[Excerpts from a figure dataset]
★ ★ ★ ★
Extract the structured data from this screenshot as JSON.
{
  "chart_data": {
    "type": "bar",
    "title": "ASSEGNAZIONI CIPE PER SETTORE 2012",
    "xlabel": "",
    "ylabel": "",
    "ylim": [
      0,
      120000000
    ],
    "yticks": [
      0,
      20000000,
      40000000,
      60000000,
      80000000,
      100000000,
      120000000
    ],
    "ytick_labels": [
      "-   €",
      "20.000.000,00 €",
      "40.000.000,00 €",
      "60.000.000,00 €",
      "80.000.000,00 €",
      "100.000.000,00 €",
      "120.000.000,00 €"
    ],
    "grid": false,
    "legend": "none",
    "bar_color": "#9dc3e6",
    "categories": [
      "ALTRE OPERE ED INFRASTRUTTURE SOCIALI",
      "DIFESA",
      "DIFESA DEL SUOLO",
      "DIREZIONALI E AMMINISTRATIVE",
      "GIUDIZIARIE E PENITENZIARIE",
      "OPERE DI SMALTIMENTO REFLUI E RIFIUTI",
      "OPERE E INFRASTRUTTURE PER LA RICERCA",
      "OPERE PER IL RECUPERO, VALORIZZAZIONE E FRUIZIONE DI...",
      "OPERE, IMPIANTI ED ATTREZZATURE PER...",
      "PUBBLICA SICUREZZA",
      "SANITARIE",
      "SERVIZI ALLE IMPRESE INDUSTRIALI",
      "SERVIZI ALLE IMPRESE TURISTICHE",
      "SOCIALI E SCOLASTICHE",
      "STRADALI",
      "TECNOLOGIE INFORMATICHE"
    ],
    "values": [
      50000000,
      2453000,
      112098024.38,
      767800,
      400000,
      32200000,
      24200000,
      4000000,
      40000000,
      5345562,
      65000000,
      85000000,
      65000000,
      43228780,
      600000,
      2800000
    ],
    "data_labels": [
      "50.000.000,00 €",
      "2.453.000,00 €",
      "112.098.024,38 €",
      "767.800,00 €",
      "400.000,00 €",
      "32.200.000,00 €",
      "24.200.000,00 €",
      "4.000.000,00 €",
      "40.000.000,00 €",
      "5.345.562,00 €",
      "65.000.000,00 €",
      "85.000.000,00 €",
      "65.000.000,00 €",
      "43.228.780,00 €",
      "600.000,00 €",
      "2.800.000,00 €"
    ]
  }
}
★ ★ ★ ★
_The task:_ Say only how many lines in the records carry the word "OPERE".

_Finished exercise:_ 5